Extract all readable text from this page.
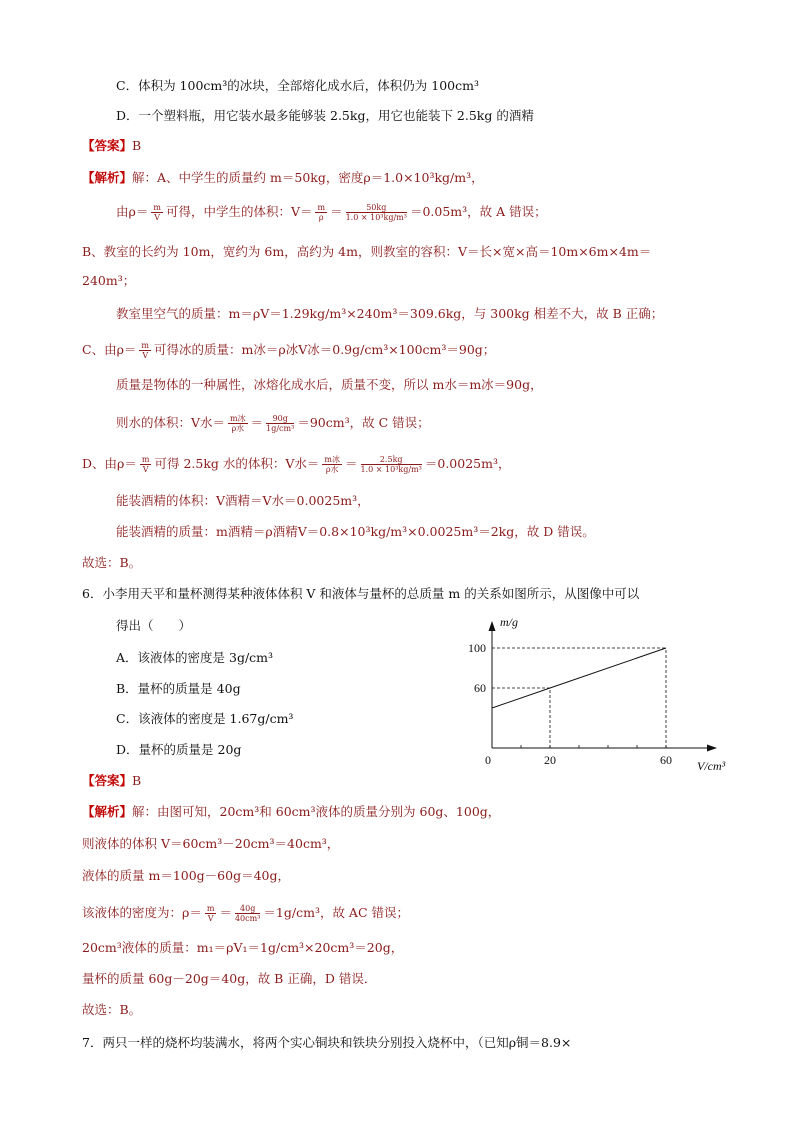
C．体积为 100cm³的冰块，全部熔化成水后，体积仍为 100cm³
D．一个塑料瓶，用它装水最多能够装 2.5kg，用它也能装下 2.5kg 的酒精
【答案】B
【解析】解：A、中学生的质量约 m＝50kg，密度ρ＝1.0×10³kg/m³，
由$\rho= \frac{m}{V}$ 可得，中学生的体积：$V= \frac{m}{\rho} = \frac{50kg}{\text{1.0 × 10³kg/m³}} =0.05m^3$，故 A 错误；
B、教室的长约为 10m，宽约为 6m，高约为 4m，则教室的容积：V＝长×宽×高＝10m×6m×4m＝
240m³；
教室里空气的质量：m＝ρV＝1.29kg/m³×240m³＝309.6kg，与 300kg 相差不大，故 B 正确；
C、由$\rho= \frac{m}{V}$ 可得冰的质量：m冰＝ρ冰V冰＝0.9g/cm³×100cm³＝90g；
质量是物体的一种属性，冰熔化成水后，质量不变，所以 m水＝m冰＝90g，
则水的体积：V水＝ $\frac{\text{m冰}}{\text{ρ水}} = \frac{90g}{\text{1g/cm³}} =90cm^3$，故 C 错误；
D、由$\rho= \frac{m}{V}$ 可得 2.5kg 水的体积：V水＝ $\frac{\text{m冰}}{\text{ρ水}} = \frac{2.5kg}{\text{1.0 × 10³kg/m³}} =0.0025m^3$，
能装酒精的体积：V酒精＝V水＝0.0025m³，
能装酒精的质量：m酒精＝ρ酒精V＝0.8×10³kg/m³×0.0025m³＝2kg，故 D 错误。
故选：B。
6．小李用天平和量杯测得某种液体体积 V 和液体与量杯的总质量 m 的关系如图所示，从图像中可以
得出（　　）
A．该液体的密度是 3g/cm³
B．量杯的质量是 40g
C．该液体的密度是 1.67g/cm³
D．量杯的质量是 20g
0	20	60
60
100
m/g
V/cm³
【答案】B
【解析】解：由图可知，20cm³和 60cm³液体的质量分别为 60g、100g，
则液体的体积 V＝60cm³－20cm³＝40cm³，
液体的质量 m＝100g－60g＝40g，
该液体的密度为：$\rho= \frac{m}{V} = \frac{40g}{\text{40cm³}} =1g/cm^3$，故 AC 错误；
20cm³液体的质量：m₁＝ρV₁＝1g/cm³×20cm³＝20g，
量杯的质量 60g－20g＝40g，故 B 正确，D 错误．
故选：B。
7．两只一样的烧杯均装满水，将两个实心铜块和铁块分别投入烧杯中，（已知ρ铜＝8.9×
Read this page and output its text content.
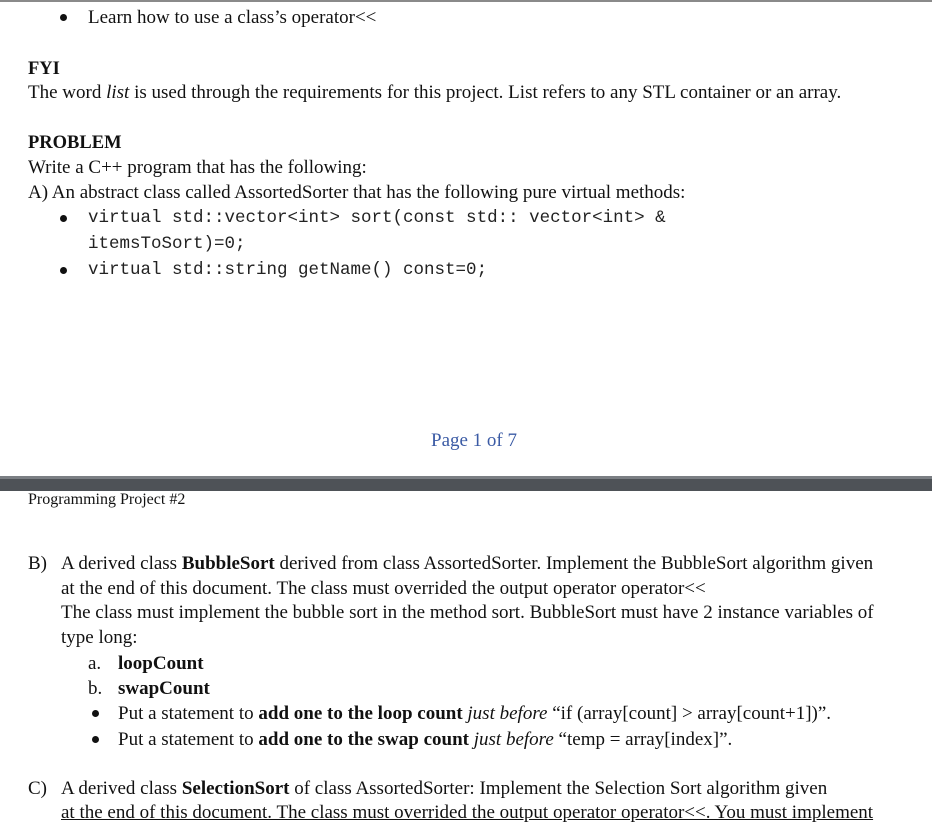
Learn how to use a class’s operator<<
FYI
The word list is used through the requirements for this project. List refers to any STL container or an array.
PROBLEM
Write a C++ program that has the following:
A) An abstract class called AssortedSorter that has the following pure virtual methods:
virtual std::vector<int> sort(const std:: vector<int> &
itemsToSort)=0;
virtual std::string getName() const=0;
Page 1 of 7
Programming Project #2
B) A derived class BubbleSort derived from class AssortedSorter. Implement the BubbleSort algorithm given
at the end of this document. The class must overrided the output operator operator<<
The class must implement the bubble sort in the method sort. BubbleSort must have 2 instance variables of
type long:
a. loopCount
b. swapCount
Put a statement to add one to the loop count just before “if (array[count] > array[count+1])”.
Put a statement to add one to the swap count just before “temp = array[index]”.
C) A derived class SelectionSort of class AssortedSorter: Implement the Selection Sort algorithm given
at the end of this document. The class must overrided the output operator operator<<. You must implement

DESCRIPTION OF THE TASK: Quote the material word for word, dropping any images it holds.

RESULT OF THIS TASK:
Extract all readable text from this page.
C．体积为 100cm³的冰块，全部熔化成水后，体积仍为 100cm³
D．一个塑料瓶，用它装水最多能够装 2.5kg，用它也能装下 2.5kg 的酒精
【答案】B
【解析】解：A、中学生的质量约 m＝50kg，密度ρ＝1.0×10³kg/m³，
由$\rho= \frac{m}{V}$ 可得，中学生的体积：$V= \frac{m}{\rho} = \frac{50kg}{\text{1.0 × 10³kg/m³}} =0.05m^3$，故 A 错误；
B、教室的长约为 10m，宽约为 6m，高约为 4m，则教室的容积：V＝长×宽×高＝10m×6m×4m＝
240m³；
教室里空气的质量：m＝ρV＝1.29kg/m³×240m³＝309.6kg，与 300kg 相差不大，故 B 正确；
C、由$\rho= \frac{m}{V}$ 可得冰的质量：m冰＝ρ冰V冰＝0.9g/cm³×100cm³＝90g；
质量是物体的一种属性，冰熔化成水后，质量不变，所以 m水＝m冰＝90g，
则水的体积：V水＝ $\frac{\text{m冰}}{\text{ρ水}} = \frac{90g}{\text{1g/cm³}} =90cm^3$，故 C 错误；
D、由$\rho= \frac{m}{V}$ 可得 2.5kg 水的体积：V水＝ $\frac{\text{m冰}}{\text{ρ水}} = \frac{2.5kg}{\text{1.0 × 10³kg/m³}} =0.0025m^3$，
能装酒精的体积：V酒精＝V水＝0.0025m³，
能装酒精的质量：m酒精＝ρ酒精V＝0.8×10³kg/m³×0.0025m³＝2kg，故 D 错误。
故选：B。
6．小李用天平和量杯测得某种液体体积 V 和液体与量杯的总质量 m 的关系如图所示，从图像中可以
得出（　　）
A．该液体的密度是 3g/cm³
B．量杯的质量是 40g
C．该液体的密度是 1.67g/cm³
D．量杯的质量是 20g
0	20	60
60
100
m/g
V/cm³
【答案】B
【解析】解：由图可知，20cm³和 60cm³液体的质量分别为 60g、100g，
则液体的体积 V＝60cm³－20cm³＝40cm³，
液体的质量 m＝100g－60g＝40g，
该液体的密度为：$\rho= \frac{m}{V} = \frac{40g}{\text{40cm³}} =1g/cm^3$，故 AC 错误；
20cm³液体的质量：m₁＝ρV₁＝1g/cm³×20cm³＝20g，
量杯的质量 60g－20g＝40g，故 B 正确，D 错误．
故选：B。
7．两只一样的烧杯均装满水，将两个实心铜块和铁块分别投入烧杯中，（已知ρ铜＝8.9×
Read this page and output its text content.
Learn how to use a class’s operator<<
FYI
The word list is used through the requirements for this project. List refers to any STL container or an array.
PROBLEM
Write a C++ program that has the following:
A) An abstract class called AssortedSorter that has the following pure virtual methods:
virtual std::vector<int> sort(const std:: vector<int> &
itemsToSort)=0;
virtual std::string getName() const=0;
Page 1 of 7
Programming Project #2
B) A derived class BubbleSort derived from class AssortedSorter. Implement the BubbleSort algorithm given
at the end of this document. The class must overrided the output operator operator<<
The class must implement the bubble sort in the method sort. BubbleSort must have 2 instance variables of
type long:
a. loopCount
b. swapCount
Put a statement to add one to the loop count just before “if (array[count] > array[count+1])”.
Put a statement to add one to the swap count just before “temp = array[index]”.
C) A derived class SelectionSort of class AssortedSorter: Implement the Selection Sort algorithm given
at the end of this document. The class must overrided the output operator operator<<. You must implement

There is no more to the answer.